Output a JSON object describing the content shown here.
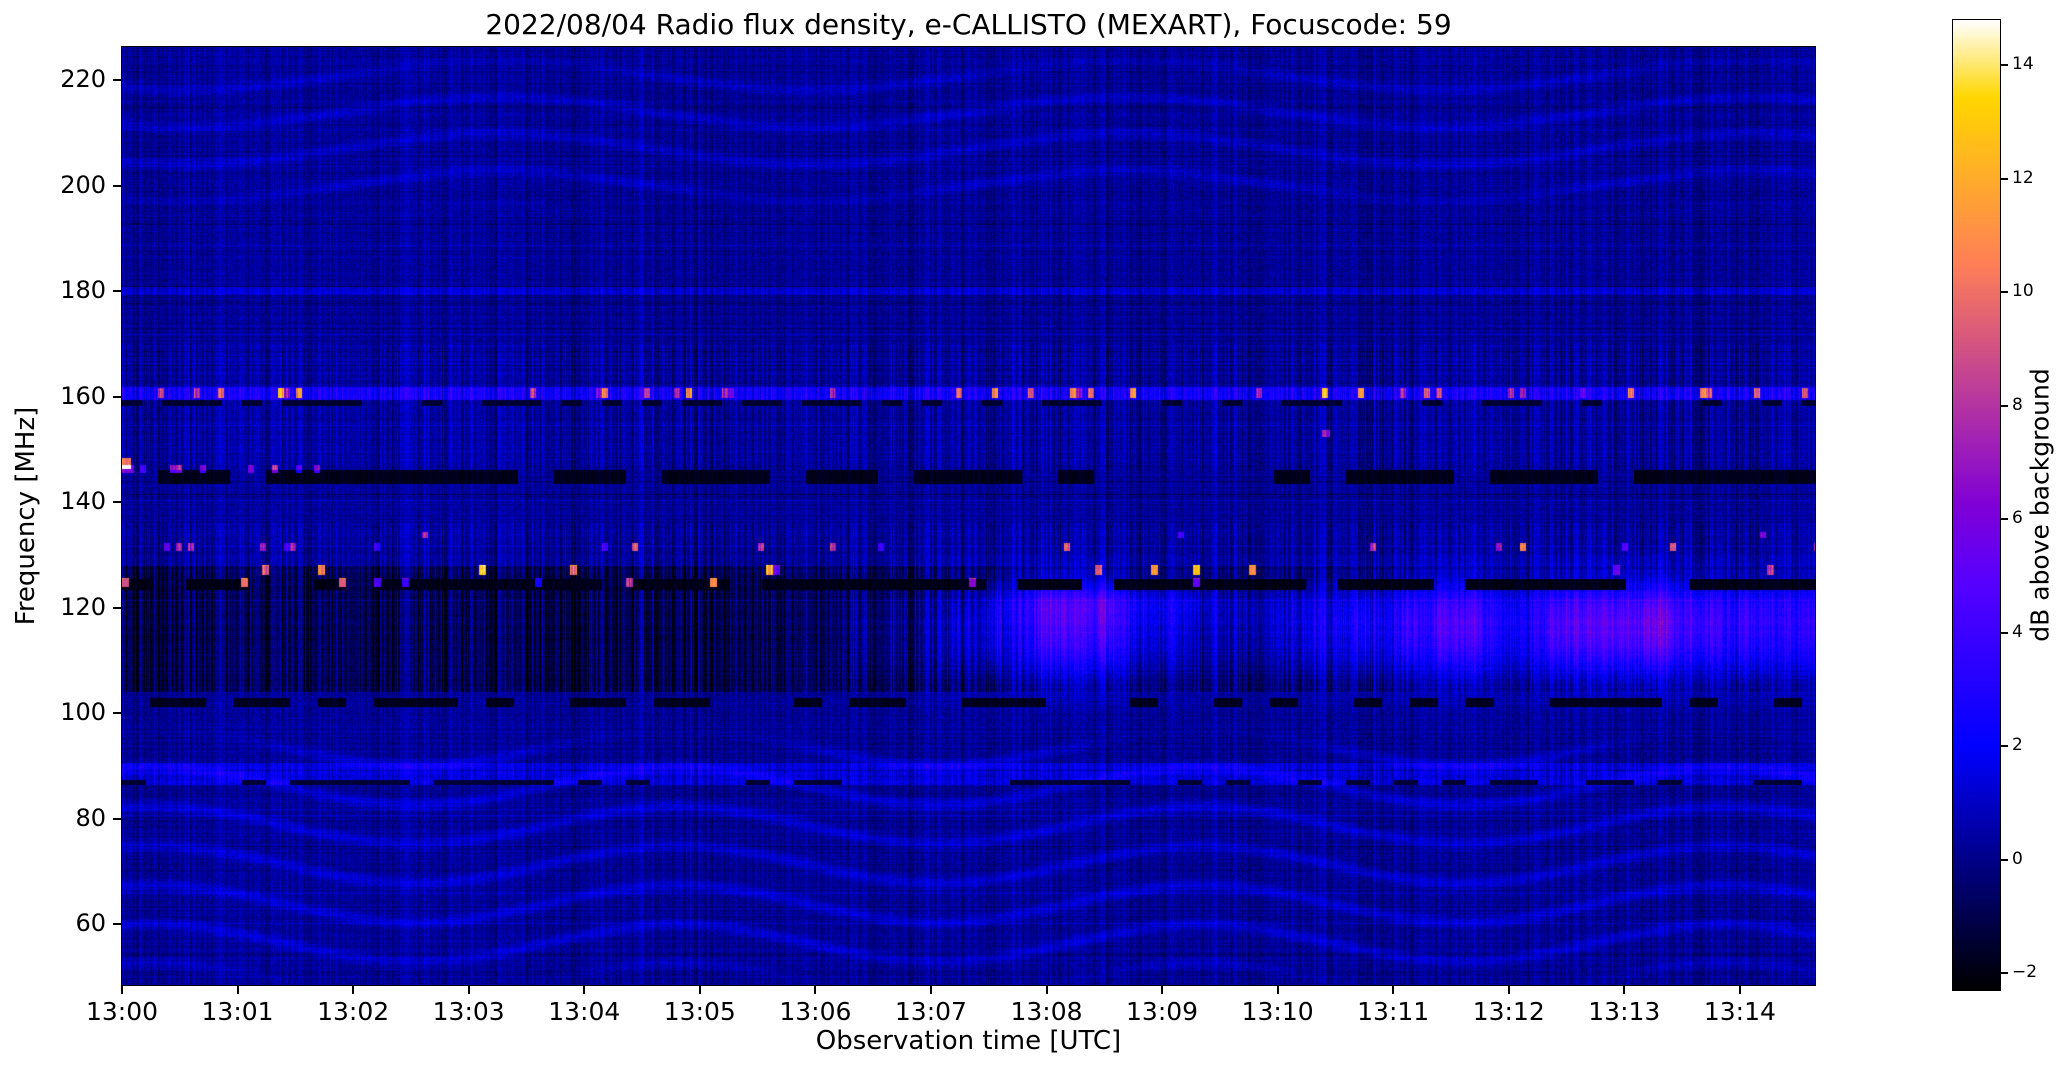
{
  "chart_data": {
    "type": "heatmap",
    "title": "2022/08/04  Radio flux density, e-CALLISTO (MEXART), Focuscode: 59",
    "xlabel": "Observation time [UTC]",
    "ylabel": "Frequency [MHz]",
    "x_ticks": [
      "13:00",
      "13:01",
      "13:02",
      "13:03",
      "13:04",
      "13:05",
      "13:06",
      "13:07",
      "13:08",
      "13:09",
      "13:10",
      "13:11",
      "13:12",
      "13:13",
      "13:14"
    ],
    "x_range_minutes": [
      0,
      14.65
    ],
    "y_ticks": [
      220,
      200,
      180,
      160,
      140,
      120,
      100,
      80,
      60
    ],
    "freq_range_mhz": [
      48.5,
      226.3
    ],
    "colorbar": {
      "label": "dB above background",
      "tick_labels": [
        "14",
        "12",
        "10",
        "8",
        "6",
        "4",
        "2",
        "0",
        "−2"
      ],
      "tick_values": [
        14,
        12,
        10,
        8,
        6,
        4,
        2,
        0,
        -2
      ],
      "vmin": -2.3,
      "vmax": 14.8,
      "colormap": "gnuplot2"
    },
    "background": {
      "base_db": 0.2,
      "stripe_db": 0.6,
      "pixel_db": 0.55,
      "row_db": 0.3
    },
    "features": [
      {
        "name": "low-frequency-ripples",
        "type": "ripple",
        "fmin": 48.5,
        "fmax": 97,
        "amp": 1.0,
        "kx": 0.012,
        "ky": 0.16,
        "warp": 3.0,
        "phase": 1.2
      },
      {
        "name": "high-frequency-ripples",
        "type": "ripple",
        "fmin": 194,
        "fmax": 226,
        "amp": 0.75,
        "kx": 0.01,
        "ky": 0.17,
        "warp": 2.6,
        "phase": 4.1
      },
      {
        "name": "band-88mhz",
        "type": "band",
        "fmin": 86.5,
        "fmax": 90.5,
        "db": 1.2,
        "stripe": 0.35
      },
      {
        "name": "dark-dashes-87mhz",
        "type": "dash_line",
        "freq": 86.9,
        "hw": 0.55,
        "db": -1.4,
        "prob": 0.45,
        "block": 24
      },
      {
        "name": "dark-dashes-102mhz",
        "type": "dash_line",
        "freq": 102.0,
        "hw": 0.85,
        "db": -1.8,
        "prob": 0.55,
        "block": 28
      },
      {
        "name": "active-band-stripes",
        "type": "band",
        "fmin": 104,
        "fmax": 128,
        "db": -1.2,
        "stripe": 1.1,
        "env": [
          [
            0,
            0.95
          ],
          [
            0.28,
            1.0
          ],
          [
            0.42,
            0.7
          ],
          [
            0.5,
            1.0
          ],
          [
            0.56,
            0.35
          ],
          [
            0.62,
            0.6
          ],
          [
            0.7,
            0.75
          ],
          [
            0.78,
            0.4
          ],
          [
            0.86,
            0.5
          ],
          [
            0.93,
            0.35
          ],
          [
            1,
            0.5
          ]
        ]
      },
      {
        "name": "stripe-texture-146-170",
        "type": "band",
        "fmin": 146,
        "fmax": 170,
        "db": 0.15,
        "stripe": 0.45
      },
      {
        "name": "stripe-texture-128-136",
        "type": "band",
        "fmin": 128,
        "fmax": 136,
        "db": 0.1,
        "stripe": 0.5
      },
      {
        "name": "drifting-emission-glow",
        "type": "glow",
        "fc": 116,
        "fw": 9,
        "db": 5.0,
        "env": [
          [
            0,
            0
          ],
          [
            0.42,
            0
          ],
          [
            0.47,
            0.45
          ],
          [
            0.52,
            0.85
          ],
          [
            0.57,
            1.0
          ],
          [
            0.62,
            0.4
          ],
          [
            0.66,
            0.25
          ],
          [
            0.7,
            0.5
          ],
          [
            0.74,
            0.6
          ],
          [
            0.78,
            0.85
          ],
          [
            0.82,
            0.7
          ],
          [
            0.86,
            0.85
          ],
          [
            0.9,
            1.0
          ],
          [
            0.94,
            0.8
          ],
          [
            1,
            0.65
          ]
        ]
      },
      {
        "name": "glow-121mhz-mid",
        "type": "glow",
        "fc": 121,
        "fw": 3,
        "db": 2.0,
        "env": [
          [
            0,
            0
          ],
          [
            0.5,
            0
          ],
          [
            0.55,
            0.9
          ],
          [
            0.6,
            0.65
          ],
          [
            0.65,
            0.2
          ],
          [
            1,
            0.25
          ]
        ]
      },
      {
        "name": "dark-patch-1307",
        "type": "glow",
        "fc": 116,
        "fw": 8,
        "db": -1.6,
        "env": [
          [
            0,
            0
          ],
          [
            0.44,
            0
          ],
          [
            0.47,
            0.8
          ],
          [
            0.5,
            1.0
          ],
          [
            0.53,
            0.55
          ],
          [
            0.56,
            0
          ],
          [
            1,
            0
          ]
        ]
      },
      {
        "name": "dark-line-125mhz",
        "type": "dash_line",
        "freq": 124.4,
        "hw": 1.1,
        "db": -1.9,
        "prob": 0.8,
        "block": 32
      },
      {
        "name": "dark-line-145mhz",
        "type": "dash_line",
        "freq": 144.8,
        "hw": 1.3,
        "db": -1.85,
        "prob": 0.78,
        "block": 36
      },
      {
        "name": "dark-dashes-159mhz",
        "type": "dash_line",
        "freq": 158.8,
        "hw": 0.55,
        "db": -1.5,
        "prob": 0.5,
        "block": 20
      },
      {
        "name": "band-160mhz",
        "type": "band",
        "fmin": 159.4,
        "fmax": 161.9,
        "db": 2.1,
        "stripe": 0.5
      },
      {
        "name": "band-180mhz",
        "type": "band",
        "fmin": 179.3,
        "fmax": 180.8,
        "db": 1.1,
        "stripe": 0.25
      },
      {
        "name": "speckles-160mhz",
        "type": "speckles",
        "freq": 160.7,
        "hw": 1.0,
        "prob": 0.13,
        "vmin": 3,
        "vmax": 10,
        "block": 6
      },
      {
        "name": "speckles-146mhz-left",
        "type": "speckles",
        "freq": 146.3,
        "hw": 0.8,
        "prob": 0.3,
        "vmin": 3,
        "vmax": 9,
        "block": 6,
        "xmax": 0.12
      },
      {
        "name": "bright-spot-147mhz-left-edge",
        "type": "speckles",
        "freq": 147.3,
        "hw": 1.0,
        "prob": 1.0,
        "vmin": 9,
        "vmax": 13,
        "block": 4,
        "xmax": 0.005
      },
      {
        "name": "speckles-131mhz",
        "type": "speckles",
        "freq": 131.5,
        "hw": 0.8,
        "prob": 0.08,
        "vmin": 3,
        "vmax": 10,
        "block": 6
      },
      {
        "name": "speckles-127mhz",
        "type": "speckles",
        "freq": 127.2,
        "hw": 0.9,
        "prob": 0.05,
        "vmin": 4,
        "vmax": 14,
        "block": 7
      },
      {
        "name": "speckles-125mhz",
        "type": "speckles",
        "freq": 124.8,
        "hw": 0.9,
        "prob": 0.05,
        "vmin": 4,
        "vmax": 14,
        "block": 7
      },
      {
        "name": "speckles-120mhz",
        "type": "speckles",
        "freq": 120.3,
        "hw": 0.8,
        "prob": 0.03,
        "vmin": 5,
        "vmax": 13,
        "block": 8,
        "xmin": 0.5
      },
      {
        "name": "speckles-153mhz",
        "type": "speckles",
        "freq": 153.0,
        "hw": 0.7,
        "prob": 0.012,
        "vmin": 4,
        "vmax": 8,
        "block": 8,
        "xmin": 0.55
      },
      {
        "name": "speckles-134mhz",
        "type": "speckles",
        "freq": 133.8,
        "hw": 0.6,
        "prob": 0.02,
        "vmin": 3,
        "vmax": 7,
        "block": 6
      }
    ]
  }
}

What is asked:
Transcribe the material exactly, and leave out whatever pictures it holds.

Correct response:
Output a JSON object describing the content shown here.
{
  "chart_data": {
    "type": "heatmap",
    "title": "2022/08/04  Radio flux density, e-CALLISTO (MEXART), Focuscode: 59",
    "xlabel": "Observation time [UTC]",
    "ylabel": "Frequency [MHz]",
    "x_ticks": [
      "13:00",
      "13:01",
      "13:02",
      "13:03",
      "13:04",
      "13:05",
      "13:06",
      "13:07",
      "13:08",
      "13:09",
      "13:10",
      "13:11",
      "13:12",
      "13:13",
      "13:14"
    ],
    "x_range_minutes": [
      0,
      14.65
    ],
    "y_ticks": [
      220,
      200,
      180,
      160,
      140,
      120,
      100,
      80,
      60
    ],
    "freq_range_mhz": [
      48.5,
      226.3
    ],
    "colorbar": {
      "label": "dB above background",
      "tick_labels": [
        "14",
        "12",
        "10",
        "8",
        "6",
        "4",
        "2",
        "0",
        "−2"
      ],
      "tick_values": [
        14,
        12,
        10,
        8,
        6,
        4,
        2,
        0,
        -2
      ],
      "vmin": -2.3,
      "vmax": 14.8,
      "colormap": "gnuplot2"
    },
    "background": {
      "base_db": 0.2,
      "stripe_db": 0.6,
      "pixel_db": 0.55,
      "row_db": 0.3
    },
    "features": [
      {
        "name": "low-frequency-ripples",
        "type": "ripple",
        "fmin": 48.5,
        "fmax": 97,
        "amp": 1.0,
        "kx": 0.012,
        "ky": 0.16,
        "warp": 3.0,
        "phase": 1.2
      },
      {
        "name": "high-frequency-ripples",
        "type": "ripple",
        "fmin": 194,
        "fmax": 226,
        "amp": 0.75,
        "kx": 0.01,
        "ky": 0.17,
        "warp": 2.6,
        "phase": 4.1
      },
      {
        "name": "band-88mhz",
        "type": "band",
        "fmin": 86.5,
        "fmax": 90.5,
        "db": 1.2,
        "stripe": 0.35
      },
      {
        "name": "dark-dashes-87mhz",
        "type": "dash_line",
        "freq": 86.9,
        "hw": 0.55,
        "db": -1.4,
        "prob": 0.45,
        "block": 24
      },
      {
        "name": "dark-dashes-102mhz",
        "type": "dash_line",
        "freq": 102.0,
        "hw": 0.85,
        "db": -1.8,
        "prob": 0.55,
        "block": 28
      },
      {
        "name": "active-band-stripes",
        "type": "band",
        "fmin": 104,
        "fmax": 128,
        "db": -1.2,
        "stripe": 1.1,
        "env": [
          [
            0,
            0.95
          ],
          [
            0.28,
            1.0
          ],
          [
            0.42,
            0.7
          ],
          [
            0.5,
            1.0
          ],
          [
            0.56,
            0.35
          ],
          [
            0.62,
            0.6
          ],
          [
            0.7,
            0.75
          ],
          [
            0.78,
            0.4
          ],
          [
            0.86,
            0.5
          ],
          [
            0.93,
            0.35
          ],
          [
            1,
            0.5
          ]
        ]
      },
      {
        "name": "stripe-texture-146-170",
        "type": "band",
        "fmin": 146,
        "fmax": 170,
        "db": 0.15,
        "stripe": 0.45
      },
      {
        "name": "stripe-texture-128-136",
        "type": "band",
        "fmin": 128,
        "fmax": 136,
        "db": 0.1,
        "stripe": 0.5
      },
      {
        "name": "drifting-emission-glow",
        "type": "glow",
        "fc": 116,
        "fw": 9,
        "db": 5.0,
        "env": [
          [
            0,
            0
          ],
          [
            0.42,
            0
          ],
          [
            0.47,
            0.45
          ],
          [
            0.52,
            0.85
          ],
          [
            0.57,
            1.0
          ],
          [
            0.62,
            0.4
          ],
          [
            0.66,
            0.25
          ],
          [
            0.7,
            0.5
          ],
          [
            0.74,
            0.6
          ],
          [
            0.78,
            0.85
          ],
          [
            0.82,
            0.7
          ],
          [
            0.86,
            0.85
          ],
          [
            0.9,
            1.0
          ],
          [
            0.94,
            0.8
          ],
          [
            1,
            0.65
          ]
        ]
      },
      {
        "name": "glow-121mhz-mid",
        "type": "glow",
        "fc": 121,
        "fw": 3,
        "db": 2.0,
        "env": [
          [
            0,
            0
          ],
          [
            0.5,
            0
          ],
          [
            0.55,
            0.9
          ],
          [
            0.6,
            0.65
          ],
          [
            0.65,
            0.2
          ],
          [
            1,
            0.25
          ]
        ]
      },
      {
        "name": "dark-patch-1307",
        "type": "glow",
        "fc": 116,
        "fw": 8,
        "db": -1.6,
        "env": [
          [
            0,
            0
          ],
          [
            0.44,
            0
          ],
          [
            0.47,
            0.8
          ],
          [
            0.5,
            1.0
          ],
          [
            0.53,
            0.55
          ],
          [
            0.56,
            0
          ],
          [
            1,
            0
          ]
        ]
      },
      {
        "name": "dark-line-125mhz",
        "type": "dash_line",
        "freq": 124.4,
        "hw": 1.1,
        "db": -1.9,
        "prob": 0.8,
        "block": 32
      },
      {
        "name": "dark-line-145mhz",
        "type": "dash_line",
        "freq": 144.8,
        "hw": 1.3,
        "db": -1.85,
        "prob": 0.78,
        "block": 36
      },
      {
        "name": "dark-dashes-159mhz",
        "type": "dash_line",
        "freq": 158.8,
        "hw": 0.55,
        "db": -1.5,
        "prob": 0.5,
        "block": 20
      },
      {
        "name": "band-160mhz",
        "type": "band",
        "fmin": 159.4,
        "fmax": 161.9,
        "db": 2.1,
        "stripe": 0.5
      },
      {
        "name": "band-180mhz",
        "type": "band",
        "fmin": 179.3,
        "fmax": 180.8,
        "db": 1.1,
        "stripe": 0.25
      },
      {
        "name": "speckles-160mhz",
        "type": "speckles",
        "freq": 160.7,
        "hw": 1.0,
        "prob": 0.13,
        "vmin": 3,
        "vmax": 10,
        "block": 6
      },
      {
        "name": "speckles-146mhz-left",
        "type": "speckles",
        "freq": 146.3,
        "hw": 0.8,
        "prob": 0.3,
        "vmin": 3,
        "vmax": 9,
        "block": 6,
        "xmax": 0.12
      },
      {
        "name": "bright-spot-147mhz-left-edge",
        "type": "speckles",
        "freq": 147.3,
        "hw": 1.0,
        "prob": 1.0,
        "vmin": 9,
        "vmax": 13,
        "block": 4,
        "xmax": 0.005
      },
      {
        "name": "speckles-131mhz",
        "type": "speckles",
        "freq": 131.5,
        "hw": 0.8,
        "prob": 0.08,
        "vmin": 3,
        "vmax": 10,
        "block": 6
      },
      {
        "name": "speckles-127mhz",
        "type": "speckles",
        "freq": 127.2,
        "hw": 0.9,
        "prob": 0.05,
        "vmin": 4,
        "vmax": 14,
        "block": 7
      },
      {
        "name": "speckles-125mhz",
        "type": "speckles",
        "freq": 124.8,
        "hw": 0.9,
        "prob": 0.05,
        "vmin": 4,
        "vmax": 14,
        "block": 7
      },
      {
        "name": "speckles-120mhz",
        "type": "speckles",
        "freq": 120.3,
        "hw": 0.8,
        "prob": 0.03,
        "vmin": 5,
        "vmax": 13,
        "block": 8,
        "xmin": 0.5
      },
      {
        "name": "speckles-153mhz",
        "type": "speckles",
        "freq": 153.0,
        "hw": 0.7,
        "prob": 0.012,
        "vmin": 4,
        "vmax": 8,
        "block": 8,
        "xmin": 0.55
      },
      {
        "name": "speckles-134mhz",
        "type": "speckles",
        "freq": 133.8,
        "hw": 0.6,
        "prob": 0.02,
        "vmin": 3,
        "vmax": 7,
        "block": 6
      }
    ]
  }
}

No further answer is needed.